Everything in the listing below needs to be returned word for word.

BEGIN AVAILABLE DATA

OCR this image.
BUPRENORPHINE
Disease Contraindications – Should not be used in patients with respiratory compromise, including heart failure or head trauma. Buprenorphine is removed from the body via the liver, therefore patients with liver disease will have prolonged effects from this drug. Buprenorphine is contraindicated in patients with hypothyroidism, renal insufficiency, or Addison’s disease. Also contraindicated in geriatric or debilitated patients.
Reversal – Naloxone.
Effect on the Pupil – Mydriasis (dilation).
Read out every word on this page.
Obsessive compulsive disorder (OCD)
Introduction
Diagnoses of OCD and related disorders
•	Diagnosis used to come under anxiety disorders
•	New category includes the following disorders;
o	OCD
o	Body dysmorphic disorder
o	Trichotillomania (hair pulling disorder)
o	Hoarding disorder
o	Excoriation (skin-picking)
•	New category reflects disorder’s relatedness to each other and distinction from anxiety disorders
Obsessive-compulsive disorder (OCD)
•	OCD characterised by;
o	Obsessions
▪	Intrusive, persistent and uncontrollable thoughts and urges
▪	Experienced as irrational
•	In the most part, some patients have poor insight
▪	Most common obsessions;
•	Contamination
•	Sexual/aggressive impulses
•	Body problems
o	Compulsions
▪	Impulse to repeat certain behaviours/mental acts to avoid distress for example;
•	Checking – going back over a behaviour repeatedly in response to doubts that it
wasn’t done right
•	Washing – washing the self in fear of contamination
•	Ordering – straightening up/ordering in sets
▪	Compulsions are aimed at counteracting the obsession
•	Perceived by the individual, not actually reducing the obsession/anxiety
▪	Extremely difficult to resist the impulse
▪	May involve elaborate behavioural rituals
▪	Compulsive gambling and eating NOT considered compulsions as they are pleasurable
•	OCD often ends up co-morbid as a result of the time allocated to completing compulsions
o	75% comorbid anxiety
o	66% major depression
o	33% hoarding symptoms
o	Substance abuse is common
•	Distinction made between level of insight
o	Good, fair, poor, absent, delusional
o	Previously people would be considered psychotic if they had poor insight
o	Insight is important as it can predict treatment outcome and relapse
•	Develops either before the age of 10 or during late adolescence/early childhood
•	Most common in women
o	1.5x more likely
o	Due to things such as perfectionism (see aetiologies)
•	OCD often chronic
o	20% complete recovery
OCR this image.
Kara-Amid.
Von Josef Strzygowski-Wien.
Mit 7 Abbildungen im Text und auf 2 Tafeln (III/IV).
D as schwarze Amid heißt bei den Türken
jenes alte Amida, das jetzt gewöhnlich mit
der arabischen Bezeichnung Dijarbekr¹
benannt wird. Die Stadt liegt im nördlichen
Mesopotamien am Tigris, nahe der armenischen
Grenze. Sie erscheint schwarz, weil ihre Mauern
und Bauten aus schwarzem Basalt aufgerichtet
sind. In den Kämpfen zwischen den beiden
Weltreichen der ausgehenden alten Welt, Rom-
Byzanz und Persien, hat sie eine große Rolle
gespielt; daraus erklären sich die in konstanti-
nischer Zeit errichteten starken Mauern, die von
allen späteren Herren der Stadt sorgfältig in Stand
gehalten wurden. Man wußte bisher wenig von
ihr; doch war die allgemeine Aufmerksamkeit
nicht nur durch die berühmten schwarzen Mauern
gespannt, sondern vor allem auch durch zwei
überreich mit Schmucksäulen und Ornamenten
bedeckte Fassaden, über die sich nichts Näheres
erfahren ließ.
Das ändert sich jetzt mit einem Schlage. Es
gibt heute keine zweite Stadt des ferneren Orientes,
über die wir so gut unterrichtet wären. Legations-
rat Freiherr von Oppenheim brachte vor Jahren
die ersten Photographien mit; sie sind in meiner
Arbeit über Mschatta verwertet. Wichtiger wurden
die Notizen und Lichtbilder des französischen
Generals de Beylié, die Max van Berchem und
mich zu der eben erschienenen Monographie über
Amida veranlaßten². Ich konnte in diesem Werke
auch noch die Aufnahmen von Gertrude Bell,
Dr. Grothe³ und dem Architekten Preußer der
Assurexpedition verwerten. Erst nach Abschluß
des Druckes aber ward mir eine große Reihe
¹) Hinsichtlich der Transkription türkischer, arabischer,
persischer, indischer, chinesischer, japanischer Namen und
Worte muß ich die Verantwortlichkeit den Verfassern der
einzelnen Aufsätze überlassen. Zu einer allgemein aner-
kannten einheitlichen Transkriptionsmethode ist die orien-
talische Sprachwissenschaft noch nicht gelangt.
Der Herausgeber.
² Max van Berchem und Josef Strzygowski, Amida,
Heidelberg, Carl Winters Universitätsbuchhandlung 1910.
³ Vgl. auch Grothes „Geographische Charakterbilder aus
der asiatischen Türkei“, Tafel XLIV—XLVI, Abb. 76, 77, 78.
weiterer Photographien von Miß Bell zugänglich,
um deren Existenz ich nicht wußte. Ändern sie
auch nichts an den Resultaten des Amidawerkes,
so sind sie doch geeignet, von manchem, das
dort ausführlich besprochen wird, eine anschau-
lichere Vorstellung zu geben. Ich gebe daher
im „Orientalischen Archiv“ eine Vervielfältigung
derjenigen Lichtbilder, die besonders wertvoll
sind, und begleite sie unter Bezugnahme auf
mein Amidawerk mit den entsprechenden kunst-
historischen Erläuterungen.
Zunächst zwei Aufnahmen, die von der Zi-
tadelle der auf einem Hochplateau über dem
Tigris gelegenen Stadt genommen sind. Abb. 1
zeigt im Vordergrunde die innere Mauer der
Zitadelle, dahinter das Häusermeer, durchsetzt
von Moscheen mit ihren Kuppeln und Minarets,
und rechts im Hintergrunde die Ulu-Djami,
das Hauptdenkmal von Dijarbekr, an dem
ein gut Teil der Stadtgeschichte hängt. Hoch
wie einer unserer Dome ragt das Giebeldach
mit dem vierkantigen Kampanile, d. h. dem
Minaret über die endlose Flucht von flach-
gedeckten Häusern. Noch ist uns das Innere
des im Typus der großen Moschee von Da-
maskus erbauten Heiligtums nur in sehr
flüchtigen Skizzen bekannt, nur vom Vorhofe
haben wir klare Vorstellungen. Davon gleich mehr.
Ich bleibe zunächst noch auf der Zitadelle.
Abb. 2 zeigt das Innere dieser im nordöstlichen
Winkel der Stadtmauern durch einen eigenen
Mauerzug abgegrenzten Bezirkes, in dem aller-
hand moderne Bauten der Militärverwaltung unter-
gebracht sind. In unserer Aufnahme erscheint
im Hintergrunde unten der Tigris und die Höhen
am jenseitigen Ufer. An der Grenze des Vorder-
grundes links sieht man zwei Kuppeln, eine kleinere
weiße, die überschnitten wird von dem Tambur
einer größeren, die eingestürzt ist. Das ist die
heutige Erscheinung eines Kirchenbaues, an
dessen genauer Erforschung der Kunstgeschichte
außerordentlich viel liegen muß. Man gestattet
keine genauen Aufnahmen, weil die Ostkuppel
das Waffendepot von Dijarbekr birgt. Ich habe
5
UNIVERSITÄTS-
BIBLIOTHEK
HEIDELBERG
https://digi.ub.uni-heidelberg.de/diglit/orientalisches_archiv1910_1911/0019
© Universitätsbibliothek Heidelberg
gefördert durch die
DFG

END AVAILABLE DATA

▸ **TASK OUTPUT**
OCR this image.
BUPRENORPHINE
Disease Contraindications – Should not be used in patients with respiratory compromise, including heart failure or head trauma. Buprenorphine is removed from the body via the liver, therefore patients with liver disease will have prolonged effects from this drug. Buprenorphine is contraindicated in patients with hypothyroidism, renal insufficiency, or Addison’s disease. Also contraindicated in geriatric or debilitated patients.
Reversal – Naloxone.
Effect on the Pupil – Mydriasis (dilation).
Read out every word on this page.
Obsessive compulsive disorder (OCD)
Introduction
Diagnoses of OCD and related disorders
•	Diagnosis used to come under anxiety disorders
•	New category includes the following disorders;
o	OCD
o	Body dysmorphic disorder
o	Trichotillomania (hair pulling disorder)
o	Hoarding disorder
o	Excoriation (skin-picking)
•	New category reflects disorder’s relatedness to each other and distinction from anxiety disorders
Obsessive-compulsive disorder (OCD)
•	OCD characterised by;
o	Obsessions
▪	Intrusive, persistent and uncontrollable thoughts and urges
▪	Experienced as irrational
•	In the most part, some patients have poor insight
▪	Most common obsessions;
•	Contamination
•	Sexual/aggressive impulses
•	Body problems
o	Compulsions
▪	Impulse to repeat certain behaviours/mental acts to avoid distress for example;
•	Checking – going back over a behaviour repeatedly in response to doubts that it
wasn’t done right
•	Washing – washing the self in fear of contamination
•	Ordering – straightening up/ordering in sets
▪	Compulsions are aimed at counteracting the obsession
•	Perceived by the individual, not actually reducing the obsession/anxiety
▪	Extremely difficult to resist the impulse
▪	May involve elaborate behavioural rituals
▪	Compulsive gambling and eating NOT considered compulsions as they are pleasurable
•	OCD often ends up co-morbid as a result of the time allocated to completing compulsions
o	75% comorbid anxiety
o	66% major depression
o	33% hoarding symptoms
o	Substance abuse is common
•	Distinction made between level of insight
o	Good, fair, poor, absent, delusional
o	Previously people would be considered psychotic if they had poor insight
o	Insight is important as it can predict treatment outcome and relapse
•	Develops either before the age of 10 or during late adolescence/early childhood
•	Most common in women
o	1.5x more likely
o	Due to things such as perfectionism (see aetiologies)
•	OCD often chronic
o	20% complete recovery
OCR this image.
Kara-Amid.
Von Josef Strzygowski-Wien.
Mit 7 Abbildungen im Text und auf 2 Tafeln (III/IV).
D as schwarze Amid heißt bei den Türken
jenes alte Amida, das jetzt gewöhnlich mit
der arabischen Bezeichnung Dijarbekr¹
benannt wird. Die Stadt liegt im nördlichen
Mesopotamien am Tigris, nahe der armenischen
Grenze. Sie erscheint schwarz, weil ihre Mauern
und Bauten aus schwarzem Basalt aufgerichtet
sind. In den Kämpfen zwischen den beiden
Weltreichen der ausgehenden alten Welt, Rom-
Byzanz und Persien, hat sie eine große Rolle
gespielt; daraus erklären sich die in konstanti-
nischer Zeit errichteten starken Mauern, die von
allen späteren Herren der Stadt sorgfältig in Stand
gehalten wurden. Man wußte bisher wenig von
ihr; doch war die allgemeine Aufmerksamkeit
nicht nur durch die berühmten schwarzen Mauern
gespannt, sondern vor allem auch durch zwei
überreich mit Schmucksäulen und Ornamenten
bedeckte Fassaden, über die sich nichts Näheres
erfahren ließ.
Das ändert sich jetzt mit einem Schlage. Es
gibt heute keine zweite Stadt des ferneren Orientes,
über die wir so gut unterrichtet wären. Legations-
rat Freiherr von Oppenheim brachte vor Jahren
die ersten Photographien mit; sie sind in meiner
Arbeit über Mschatta verwertet. Wichtiger wurden
die Notizen und Lichtbilder des französischen
Generals de Beylié, die Max van Berchem und
mich zu der eben erschienenen Monographie über
Amida veranlaßten². Ich konnte in diesem Werke
auch noch die Aufnahmen von Gertrude Bell,
Dr. Grothe³ und dem Architekten Preußer der
Assurexpedition verwerten. Erst nach Abschluß
des Druckes aber ward mir eine große Reihe
¹) Hinsichtlich der Transkription türkischer, arabischer,
persischer, indischer, chinesischer, japanischer Namen und
Worte muß ich die Verantwortlichkeit den Verfassern der
einzelnen Aufsätze überlassen. Zu einer allgemein aner-
kannten einheitlichen Transkriptionsmethode ist die orien-
talische Sprachwissenschaft noch nicht gelangt.
Der Herausgeber.
² Max van Berchem und Josef Strzygowski, Amida,
Heidelberg, Carl Winters Universitätsbuchhandlung 1910.
³ Vgl. auch Grothes „Geographische Charakterbilder aus
der asiatischen Türkei“, Tafel XLIV—XLVI, Abb. 76, 77, 78.
weiterer Photographien von Miß Bell zugänglich,
um deren Existenz ich nicht wußte. Ändern sie
auch nichts an den Resultaten des Amidawerkes,
so sind sie doch geeignet, von manchem, das
dort ausführlich besprochen wird, eine anschau-
lichere Vorstellung zu geben. Ich gebe daher
im „Orientalischen Archiv“ eine Vervielfältigung
derjenigen Lichtbilder, die besonders wertvoll
sind, und begleite sie unter Bezugnahme auf
mein Amidawerk mit den entsprechenden kunst-
historischen Erläuterungen.
Zunächst zwei Aufnahmen, die von der Zi-
tadelle der auf einem Hochplateau über dem
Tigris gelegenen Stadt genommen sind. Abb. 1
zeigt im Vordergrunde die innere Mauer der
Zitadelle, dahinter das Häusermeer, durchsetzt
von Moscheen mit ihren Kuppeln und Minarets,
und rechts im Hintergrunde die Ulu-Djami,
das Hauptdenkmal von Dijarbekr, an dem
ein gut Teil der Stadtgeschichte hängt. Hoch
wie einer unserer Dome ragt das Giebeldach
mit dem vierkantigen Kampanile, d. h. dem
Minaret über die endlose Flucht von flach-
gedeckten Häusern. Noch ist uns das Innere
des im Typus der großen Moschee von Da-
maskus erbauten Heiligtums nur in sehr
flüchtigen Skizzen bekannt, nur vom Vorhofe
haben wir klare Vorstellungen. Davon gleich mehr.
Ich bleibe zunächst noch auf der Zitadelle.
Abb. 2 zeigt das Innere dieser im nordöstlichen
Winkel der Stadtmauern durch einen eigenen
Mauerzug abgegrenzten Bezirkes, in dem aller-
hand moderne Bauten der Militärverwaltung unter-
gebracht sind. In unserer Aufnahme erscheint
im Hintergrunde unten der Tigris und die Höhen
am jenseitigen Ufer. An der Grenze des Vorder-
grundes links sieht man zwei Kuppeln, eine kleinere
weiße, die überschnitten wird von dem Tambur
einer größeren, die eingestürzt ist. Das ist die
heutige Erscheinung eines Kirchenbaues, an
dessen genauer Erforschung der Kunstgeschichte
außerordentlich viel liegen muß. Man gestattet
keine genauen Aufnahmen, weil die Ostkuppel
das Waffendepot von Dijarbekr birgt. Ich habe
5
UNIVERSITÄTS-
BIBLIOTHEK
HEIDELBERG
https://digi.ub.uni-heidelberg.de/diglit/orientalisches_archiv1910_1911/0019
© Universitätsbibliothek Heidelberg
gefördert durch die
DFG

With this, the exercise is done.